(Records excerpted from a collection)

__________

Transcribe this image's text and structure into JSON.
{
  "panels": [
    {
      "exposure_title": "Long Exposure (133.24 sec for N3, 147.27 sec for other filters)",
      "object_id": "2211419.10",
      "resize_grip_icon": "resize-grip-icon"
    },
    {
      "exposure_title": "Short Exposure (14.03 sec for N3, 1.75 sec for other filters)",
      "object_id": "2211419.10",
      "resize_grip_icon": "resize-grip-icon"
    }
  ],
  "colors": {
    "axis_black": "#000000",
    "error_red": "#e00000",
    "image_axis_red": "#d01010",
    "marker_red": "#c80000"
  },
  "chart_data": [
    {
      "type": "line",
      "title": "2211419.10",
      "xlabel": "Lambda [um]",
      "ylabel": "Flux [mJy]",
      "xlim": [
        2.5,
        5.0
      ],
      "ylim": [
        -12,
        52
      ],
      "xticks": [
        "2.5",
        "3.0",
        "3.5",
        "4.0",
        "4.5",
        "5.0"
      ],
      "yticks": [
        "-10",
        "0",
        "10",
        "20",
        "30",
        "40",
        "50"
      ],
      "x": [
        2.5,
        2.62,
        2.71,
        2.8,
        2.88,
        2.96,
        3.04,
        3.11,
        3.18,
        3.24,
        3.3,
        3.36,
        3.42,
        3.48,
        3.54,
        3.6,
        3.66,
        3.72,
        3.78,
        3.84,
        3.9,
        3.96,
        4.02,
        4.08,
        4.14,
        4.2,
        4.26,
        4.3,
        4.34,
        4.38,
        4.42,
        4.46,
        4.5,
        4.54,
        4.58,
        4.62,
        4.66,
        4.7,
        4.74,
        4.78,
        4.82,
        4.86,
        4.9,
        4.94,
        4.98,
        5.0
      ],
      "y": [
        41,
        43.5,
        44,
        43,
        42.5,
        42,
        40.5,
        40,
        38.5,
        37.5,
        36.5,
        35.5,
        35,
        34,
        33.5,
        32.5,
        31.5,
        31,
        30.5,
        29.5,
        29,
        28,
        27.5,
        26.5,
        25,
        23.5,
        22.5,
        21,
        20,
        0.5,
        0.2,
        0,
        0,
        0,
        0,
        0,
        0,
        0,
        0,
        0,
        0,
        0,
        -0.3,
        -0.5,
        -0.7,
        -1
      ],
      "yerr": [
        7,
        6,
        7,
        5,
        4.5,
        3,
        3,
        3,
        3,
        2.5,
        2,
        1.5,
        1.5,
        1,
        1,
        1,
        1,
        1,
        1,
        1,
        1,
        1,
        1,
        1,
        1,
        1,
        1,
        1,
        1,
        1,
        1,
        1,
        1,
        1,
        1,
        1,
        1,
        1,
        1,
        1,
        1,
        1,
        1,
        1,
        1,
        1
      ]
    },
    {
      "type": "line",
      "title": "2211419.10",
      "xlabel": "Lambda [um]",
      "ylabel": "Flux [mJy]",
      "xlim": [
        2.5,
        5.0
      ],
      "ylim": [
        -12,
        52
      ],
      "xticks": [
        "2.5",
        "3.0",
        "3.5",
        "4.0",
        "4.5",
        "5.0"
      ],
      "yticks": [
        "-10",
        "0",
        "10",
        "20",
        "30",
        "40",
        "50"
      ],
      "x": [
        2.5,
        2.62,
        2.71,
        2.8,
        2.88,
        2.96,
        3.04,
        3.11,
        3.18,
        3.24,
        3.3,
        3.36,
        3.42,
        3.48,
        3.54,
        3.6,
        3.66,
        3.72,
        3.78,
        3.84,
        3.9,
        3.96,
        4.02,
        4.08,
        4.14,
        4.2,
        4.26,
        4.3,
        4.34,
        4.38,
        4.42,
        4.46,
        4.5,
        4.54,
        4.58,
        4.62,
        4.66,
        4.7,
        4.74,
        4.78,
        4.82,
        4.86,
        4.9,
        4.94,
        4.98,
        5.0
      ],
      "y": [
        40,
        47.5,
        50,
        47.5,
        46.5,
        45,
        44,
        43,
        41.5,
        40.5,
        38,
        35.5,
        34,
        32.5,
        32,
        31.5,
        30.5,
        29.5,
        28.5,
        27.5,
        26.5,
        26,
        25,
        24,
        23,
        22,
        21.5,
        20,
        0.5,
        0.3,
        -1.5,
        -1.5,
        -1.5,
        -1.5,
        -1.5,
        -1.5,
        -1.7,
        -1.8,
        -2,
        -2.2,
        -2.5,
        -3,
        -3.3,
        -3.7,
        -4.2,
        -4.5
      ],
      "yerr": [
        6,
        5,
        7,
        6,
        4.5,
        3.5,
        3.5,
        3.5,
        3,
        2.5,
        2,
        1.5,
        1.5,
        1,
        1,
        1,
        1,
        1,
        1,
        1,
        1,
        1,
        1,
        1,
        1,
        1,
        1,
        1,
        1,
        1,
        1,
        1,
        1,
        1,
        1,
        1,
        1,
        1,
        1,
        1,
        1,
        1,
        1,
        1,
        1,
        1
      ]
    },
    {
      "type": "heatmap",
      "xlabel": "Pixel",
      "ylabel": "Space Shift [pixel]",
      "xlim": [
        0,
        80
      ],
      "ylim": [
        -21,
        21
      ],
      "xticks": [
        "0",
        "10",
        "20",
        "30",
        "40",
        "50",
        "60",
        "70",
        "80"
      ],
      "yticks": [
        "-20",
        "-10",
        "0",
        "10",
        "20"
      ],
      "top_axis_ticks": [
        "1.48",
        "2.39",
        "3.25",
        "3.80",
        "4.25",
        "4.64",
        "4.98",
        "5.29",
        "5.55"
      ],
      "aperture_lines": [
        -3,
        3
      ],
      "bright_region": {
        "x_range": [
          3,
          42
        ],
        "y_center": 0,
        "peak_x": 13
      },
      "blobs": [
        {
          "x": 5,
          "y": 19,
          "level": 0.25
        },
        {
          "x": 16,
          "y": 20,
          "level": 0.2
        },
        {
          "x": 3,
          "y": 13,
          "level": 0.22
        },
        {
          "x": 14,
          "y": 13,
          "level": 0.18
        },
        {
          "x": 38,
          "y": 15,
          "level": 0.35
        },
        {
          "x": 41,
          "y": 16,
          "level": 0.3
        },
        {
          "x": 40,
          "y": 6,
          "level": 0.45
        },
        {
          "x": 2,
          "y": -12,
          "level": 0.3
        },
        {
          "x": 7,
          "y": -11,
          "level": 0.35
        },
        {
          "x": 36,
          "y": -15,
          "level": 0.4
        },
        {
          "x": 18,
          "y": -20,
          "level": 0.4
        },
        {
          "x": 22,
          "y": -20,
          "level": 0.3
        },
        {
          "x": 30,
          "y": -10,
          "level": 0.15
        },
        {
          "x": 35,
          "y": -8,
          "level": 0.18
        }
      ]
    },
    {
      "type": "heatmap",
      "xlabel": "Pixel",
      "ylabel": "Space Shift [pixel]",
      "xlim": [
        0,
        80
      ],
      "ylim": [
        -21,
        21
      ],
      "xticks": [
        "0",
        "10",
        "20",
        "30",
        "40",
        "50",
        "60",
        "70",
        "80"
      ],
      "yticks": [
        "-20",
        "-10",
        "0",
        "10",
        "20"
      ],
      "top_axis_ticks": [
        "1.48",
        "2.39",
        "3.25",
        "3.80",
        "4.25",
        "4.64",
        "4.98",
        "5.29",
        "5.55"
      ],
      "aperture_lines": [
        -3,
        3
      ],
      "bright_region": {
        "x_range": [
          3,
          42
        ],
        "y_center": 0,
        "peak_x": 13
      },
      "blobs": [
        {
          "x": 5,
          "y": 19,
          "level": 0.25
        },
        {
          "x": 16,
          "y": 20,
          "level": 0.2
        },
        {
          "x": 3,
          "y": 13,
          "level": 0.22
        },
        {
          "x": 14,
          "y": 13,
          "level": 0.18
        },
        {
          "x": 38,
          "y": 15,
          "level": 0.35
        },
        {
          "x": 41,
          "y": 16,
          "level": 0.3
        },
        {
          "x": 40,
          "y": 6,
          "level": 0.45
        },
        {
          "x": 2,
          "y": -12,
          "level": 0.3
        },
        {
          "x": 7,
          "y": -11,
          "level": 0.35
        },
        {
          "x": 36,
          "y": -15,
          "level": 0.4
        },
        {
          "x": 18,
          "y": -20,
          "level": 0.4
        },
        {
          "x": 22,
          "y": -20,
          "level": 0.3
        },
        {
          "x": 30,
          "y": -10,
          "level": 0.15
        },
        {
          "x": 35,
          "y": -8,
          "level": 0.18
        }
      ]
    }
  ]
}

__________

• _What the exercise asks_:
Check each line of the data above for the word "other", then state how many lines have it. Give the number alone.

• _Solution_:
2